WHAT IS NEEDED: For the records below, say how many lines contain the string "puta". Give the number only.

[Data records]
————————
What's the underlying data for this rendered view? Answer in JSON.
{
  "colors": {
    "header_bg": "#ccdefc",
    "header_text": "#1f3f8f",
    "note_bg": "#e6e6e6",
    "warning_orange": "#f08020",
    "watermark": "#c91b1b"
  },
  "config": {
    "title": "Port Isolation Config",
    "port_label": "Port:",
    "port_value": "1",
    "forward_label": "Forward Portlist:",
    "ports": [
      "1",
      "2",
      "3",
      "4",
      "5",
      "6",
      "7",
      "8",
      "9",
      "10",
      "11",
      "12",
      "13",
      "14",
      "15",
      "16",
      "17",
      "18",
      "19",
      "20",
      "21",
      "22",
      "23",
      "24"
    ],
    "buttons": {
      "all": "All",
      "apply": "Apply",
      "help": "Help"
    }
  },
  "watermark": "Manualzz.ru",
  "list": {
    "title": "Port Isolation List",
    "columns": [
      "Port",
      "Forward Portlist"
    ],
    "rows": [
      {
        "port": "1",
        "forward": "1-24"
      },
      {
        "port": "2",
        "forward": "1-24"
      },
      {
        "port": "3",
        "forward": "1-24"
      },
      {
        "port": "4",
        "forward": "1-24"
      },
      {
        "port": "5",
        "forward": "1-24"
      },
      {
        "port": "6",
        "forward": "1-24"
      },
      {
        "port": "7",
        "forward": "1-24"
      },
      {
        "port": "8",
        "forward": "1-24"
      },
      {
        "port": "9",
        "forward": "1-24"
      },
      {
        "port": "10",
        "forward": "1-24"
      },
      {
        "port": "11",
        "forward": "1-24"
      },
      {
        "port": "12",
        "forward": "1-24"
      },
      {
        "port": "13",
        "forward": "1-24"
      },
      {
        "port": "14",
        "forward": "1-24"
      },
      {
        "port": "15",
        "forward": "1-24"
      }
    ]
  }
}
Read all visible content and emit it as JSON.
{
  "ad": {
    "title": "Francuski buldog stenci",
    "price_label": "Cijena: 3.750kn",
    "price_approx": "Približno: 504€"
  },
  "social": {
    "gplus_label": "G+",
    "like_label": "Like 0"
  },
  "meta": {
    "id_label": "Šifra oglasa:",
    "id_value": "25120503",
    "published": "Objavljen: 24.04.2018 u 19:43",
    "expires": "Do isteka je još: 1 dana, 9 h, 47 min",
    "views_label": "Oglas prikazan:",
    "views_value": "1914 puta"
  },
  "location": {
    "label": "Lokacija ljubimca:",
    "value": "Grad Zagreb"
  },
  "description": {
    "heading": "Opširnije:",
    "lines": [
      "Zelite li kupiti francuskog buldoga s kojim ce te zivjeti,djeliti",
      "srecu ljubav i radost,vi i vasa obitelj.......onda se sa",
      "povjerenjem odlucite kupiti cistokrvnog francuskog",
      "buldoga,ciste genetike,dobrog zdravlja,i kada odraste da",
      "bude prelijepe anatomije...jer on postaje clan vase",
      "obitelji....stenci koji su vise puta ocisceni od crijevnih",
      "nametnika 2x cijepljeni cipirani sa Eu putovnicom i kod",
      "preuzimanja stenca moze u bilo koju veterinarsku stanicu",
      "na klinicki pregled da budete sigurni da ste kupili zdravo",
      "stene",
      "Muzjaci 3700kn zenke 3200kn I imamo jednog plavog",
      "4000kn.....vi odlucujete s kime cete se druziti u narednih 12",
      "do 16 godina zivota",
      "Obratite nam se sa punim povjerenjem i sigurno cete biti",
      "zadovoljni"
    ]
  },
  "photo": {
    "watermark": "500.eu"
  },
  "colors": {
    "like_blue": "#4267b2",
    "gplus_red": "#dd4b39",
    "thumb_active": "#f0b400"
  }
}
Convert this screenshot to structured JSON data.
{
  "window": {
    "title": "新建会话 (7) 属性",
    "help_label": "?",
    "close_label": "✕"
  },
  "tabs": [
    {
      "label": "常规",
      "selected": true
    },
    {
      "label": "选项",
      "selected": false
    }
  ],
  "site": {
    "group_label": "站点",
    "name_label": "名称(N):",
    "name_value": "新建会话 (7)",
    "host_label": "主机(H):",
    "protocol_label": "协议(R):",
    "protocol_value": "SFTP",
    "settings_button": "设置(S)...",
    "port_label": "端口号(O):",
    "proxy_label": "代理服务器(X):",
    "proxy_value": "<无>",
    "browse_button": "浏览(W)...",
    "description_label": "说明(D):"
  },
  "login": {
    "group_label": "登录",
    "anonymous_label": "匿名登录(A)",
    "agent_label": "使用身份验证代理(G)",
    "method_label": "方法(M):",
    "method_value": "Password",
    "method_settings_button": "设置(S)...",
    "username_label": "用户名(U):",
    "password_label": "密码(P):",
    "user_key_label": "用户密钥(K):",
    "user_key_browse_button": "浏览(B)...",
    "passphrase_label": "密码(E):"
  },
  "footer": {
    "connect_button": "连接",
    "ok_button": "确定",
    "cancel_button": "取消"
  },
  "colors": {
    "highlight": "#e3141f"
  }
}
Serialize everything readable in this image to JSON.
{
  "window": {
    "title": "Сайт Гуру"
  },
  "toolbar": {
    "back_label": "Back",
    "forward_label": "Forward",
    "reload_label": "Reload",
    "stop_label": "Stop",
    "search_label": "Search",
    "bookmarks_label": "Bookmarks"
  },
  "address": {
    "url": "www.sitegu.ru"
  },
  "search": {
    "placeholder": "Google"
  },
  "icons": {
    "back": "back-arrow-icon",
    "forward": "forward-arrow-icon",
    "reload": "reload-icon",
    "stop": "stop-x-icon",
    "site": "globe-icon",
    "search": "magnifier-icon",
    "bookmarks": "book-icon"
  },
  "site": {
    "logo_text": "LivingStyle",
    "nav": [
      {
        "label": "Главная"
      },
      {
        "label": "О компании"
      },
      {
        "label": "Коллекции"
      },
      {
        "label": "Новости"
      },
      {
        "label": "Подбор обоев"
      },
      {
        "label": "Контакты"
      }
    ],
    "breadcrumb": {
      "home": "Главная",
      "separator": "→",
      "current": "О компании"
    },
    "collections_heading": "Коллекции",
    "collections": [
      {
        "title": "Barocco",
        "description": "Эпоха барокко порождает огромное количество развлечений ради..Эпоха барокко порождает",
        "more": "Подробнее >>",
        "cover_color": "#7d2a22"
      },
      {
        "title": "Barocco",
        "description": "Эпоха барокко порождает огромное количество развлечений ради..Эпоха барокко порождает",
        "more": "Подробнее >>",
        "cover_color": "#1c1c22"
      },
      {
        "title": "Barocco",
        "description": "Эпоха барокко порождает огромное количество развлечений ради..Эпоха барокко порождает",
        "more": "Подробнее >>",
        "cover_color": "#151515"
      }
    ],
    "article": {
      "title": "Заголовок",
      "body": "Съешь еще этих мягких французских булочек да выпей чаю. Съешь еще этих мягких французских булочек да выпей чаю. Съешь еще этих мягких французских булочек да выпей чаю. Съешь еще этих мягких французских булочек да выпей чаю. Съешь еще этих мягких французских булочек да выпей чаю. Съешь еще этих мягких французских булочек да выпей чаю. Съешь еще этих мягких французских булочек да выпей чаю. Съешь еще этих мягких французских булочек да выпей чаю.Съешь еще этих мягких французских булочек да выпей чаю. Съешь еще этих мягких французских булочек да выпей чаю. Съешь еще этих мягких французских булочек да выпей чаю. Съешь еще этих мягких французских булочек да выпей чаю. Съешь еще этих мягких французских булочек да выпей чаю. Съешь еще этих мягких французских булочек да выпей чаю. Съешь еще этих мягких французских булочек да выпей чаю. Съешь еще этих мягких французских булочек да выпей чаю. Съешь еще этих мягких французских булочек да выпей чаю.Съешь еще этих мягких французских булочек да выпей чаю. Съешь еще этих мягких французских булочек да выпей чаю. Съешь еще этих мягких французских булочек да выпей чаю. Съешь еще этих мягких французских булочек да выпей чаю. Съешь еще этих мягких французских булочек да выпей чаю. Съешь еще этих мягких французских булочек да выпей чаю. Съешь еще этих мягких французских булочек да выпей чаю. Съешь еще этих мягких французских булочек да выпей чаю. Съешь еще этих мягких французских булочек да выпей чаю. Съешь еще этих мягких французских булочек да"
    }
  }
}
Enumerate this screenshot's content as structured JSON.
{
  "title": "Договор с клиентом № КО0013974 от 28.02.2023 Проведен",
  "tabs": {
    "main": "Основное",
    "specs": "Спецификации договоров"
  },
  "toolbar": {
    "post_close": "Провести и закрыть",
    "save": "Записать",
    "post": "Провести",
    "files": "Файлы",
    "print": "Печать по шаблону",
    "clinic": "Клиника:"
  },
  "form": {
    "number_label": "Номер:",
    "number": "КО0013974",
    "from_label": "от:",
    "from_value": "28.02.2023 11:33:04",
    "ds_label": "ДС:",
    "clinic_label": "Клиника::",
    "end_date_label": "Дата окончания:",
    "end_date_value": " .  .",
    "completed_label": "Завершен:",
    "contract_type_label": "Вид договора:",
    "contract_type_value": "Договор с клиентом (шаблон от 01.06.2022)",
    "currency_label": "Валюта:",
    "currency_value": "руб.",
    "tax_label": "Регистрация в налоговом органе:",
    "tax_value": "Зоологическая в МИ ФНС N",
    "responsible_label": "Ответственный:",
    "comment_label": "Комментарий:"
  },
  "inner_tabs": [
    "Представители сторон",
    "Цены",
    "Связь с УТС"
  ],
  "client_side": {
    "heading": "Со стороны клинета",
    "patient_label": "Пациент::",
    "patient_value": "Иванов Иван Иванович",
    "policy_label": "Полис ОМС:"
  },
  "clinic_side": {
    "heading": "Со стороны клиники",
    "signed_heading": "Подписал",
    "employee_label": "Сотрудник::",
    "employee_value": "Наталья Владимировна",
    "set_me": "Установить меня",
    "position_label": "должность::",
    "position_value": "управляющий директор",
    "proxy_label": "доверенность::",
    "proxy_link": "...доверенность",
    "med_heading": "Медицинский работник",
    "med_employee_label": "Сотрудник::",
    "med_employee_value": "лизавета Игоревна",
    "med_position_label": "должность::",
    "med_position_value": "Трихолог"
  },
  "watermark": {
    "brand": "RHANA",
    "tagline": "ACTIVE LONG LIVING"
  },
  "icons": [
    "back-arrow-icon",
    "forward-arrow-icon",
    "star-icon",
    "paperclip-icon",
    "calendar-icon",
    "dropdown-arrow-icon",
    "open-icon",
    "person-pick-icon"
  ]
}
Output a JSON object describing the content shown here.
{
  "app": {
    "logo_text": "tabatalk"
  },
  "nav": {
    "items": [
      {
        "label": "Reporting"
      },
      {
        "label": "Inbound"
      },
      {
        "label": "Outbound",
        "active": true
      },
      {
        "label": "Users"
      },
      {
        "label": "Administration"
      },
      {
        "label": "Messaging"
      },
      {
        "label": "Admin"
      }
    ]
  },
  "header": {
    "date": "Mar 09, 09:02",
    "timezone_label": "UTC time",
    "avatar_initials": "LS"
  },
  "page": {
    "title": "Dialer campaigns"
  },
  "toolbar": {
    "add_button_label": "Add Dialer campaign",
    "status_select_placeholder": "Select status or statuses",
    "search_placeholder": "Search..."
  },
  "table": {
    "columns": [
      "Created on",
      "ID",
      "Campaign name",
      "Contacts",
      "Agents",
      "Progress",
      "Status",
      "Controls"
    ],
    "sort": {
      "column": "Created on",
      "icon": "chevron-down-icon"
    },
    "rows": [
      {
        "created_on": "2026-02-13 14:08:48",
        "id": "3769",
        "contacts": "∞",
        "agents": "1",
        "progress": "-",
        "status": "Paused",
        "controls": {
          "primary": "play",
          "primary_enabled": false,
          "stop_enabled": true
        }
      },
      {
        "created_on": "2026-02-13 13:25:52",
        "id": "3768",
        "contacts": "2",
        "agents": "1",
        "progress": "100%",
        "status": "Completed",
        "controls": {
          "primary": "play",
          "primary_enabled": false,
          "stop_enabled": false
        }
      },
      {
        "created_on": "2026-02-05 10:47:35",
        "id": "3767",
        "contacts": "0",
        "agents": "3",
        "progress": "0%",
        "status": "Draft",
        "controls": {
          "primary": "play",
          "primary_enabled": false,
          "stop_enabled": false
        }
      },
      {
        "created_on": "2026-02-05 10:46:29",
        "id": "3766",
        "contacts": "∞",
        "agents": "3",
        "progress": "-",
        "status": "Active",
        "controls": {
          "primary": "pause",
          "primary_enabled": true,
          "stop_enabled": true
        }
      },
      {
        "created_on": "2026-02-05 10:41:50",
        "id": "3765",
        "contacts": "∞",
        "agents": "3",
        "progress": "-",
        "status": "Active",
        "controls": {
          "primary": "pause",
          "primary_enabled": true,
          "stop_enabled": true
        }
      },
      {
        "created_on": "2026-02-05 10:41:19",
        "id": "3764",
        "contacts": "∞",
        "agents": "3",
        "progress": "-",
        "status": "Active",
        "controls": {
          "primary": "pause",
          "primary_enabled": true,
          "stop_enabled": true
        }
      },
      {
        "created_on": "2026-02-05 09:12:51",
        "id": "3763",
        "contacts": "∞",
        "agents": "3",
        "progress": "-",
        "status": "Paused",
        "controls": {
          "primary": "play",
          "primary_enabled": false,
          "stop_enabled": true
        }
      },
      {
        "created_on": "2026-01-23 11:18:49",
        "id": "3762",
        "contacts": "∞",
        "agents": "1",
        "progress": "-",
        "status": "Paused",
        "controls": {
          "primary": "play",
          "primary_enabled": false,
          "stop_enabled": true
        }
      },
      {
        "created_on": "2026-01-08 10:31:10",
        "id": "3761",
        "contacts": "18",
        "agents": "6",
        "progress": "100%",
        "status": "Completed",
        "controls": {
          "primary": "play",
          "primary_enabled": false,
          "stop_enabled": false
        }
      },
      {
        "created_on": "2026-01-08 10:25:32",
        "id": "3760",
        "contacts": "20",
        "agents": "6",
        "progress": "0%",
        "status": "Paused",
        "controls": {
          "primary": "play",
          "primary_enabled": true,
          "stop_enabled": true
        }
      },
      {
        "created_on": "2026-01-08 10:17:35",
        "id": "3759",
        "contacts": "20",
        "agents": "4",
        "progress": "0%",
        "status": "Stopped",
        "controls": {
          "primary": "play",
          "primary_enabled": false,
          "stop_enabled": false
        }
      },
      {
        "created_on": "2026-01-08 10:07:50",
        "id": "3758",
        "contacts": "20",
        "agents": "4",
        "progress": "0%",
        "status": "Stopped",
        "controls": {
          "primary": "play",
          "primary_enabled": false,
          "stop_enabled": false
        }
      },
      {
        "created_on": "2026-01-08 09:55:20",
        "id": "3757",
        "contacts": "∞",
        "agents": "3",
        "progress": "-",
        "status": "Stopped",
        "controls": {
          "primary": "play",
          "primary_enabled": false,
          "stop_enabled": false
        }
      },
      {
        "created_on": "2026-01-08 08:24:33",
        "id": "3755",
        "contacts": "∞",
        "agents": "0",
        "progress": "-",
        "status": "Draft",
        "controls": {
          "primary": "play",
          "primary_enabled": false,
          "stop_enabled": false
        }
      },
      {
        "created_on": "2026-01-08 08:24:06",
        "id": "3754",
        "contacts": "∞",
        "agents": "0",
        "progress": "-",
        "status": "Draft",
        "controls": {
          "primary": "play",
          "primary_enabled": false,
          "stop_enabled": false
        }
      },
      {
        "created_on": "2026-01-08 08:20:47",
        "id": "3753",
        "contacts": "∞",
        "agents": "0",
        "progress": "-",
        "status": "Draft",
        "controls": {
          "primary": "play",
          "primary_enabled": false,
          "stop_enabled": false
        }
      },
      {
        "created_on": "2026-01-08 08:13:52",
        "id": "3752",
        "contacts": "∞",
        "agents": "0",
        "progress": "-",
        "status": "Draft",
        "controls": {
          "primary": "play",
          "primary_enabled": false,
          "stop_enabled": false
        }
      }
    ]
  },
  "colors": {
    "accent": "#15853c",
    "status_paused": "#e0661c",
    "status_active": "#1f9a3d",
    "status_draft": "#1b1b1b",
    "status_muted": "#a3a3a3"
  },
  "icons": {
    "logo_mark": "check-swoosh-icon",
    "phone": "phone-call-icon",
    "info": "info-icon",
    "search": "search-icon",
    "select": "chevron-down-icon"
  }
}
————————
IN RESPONSE: 2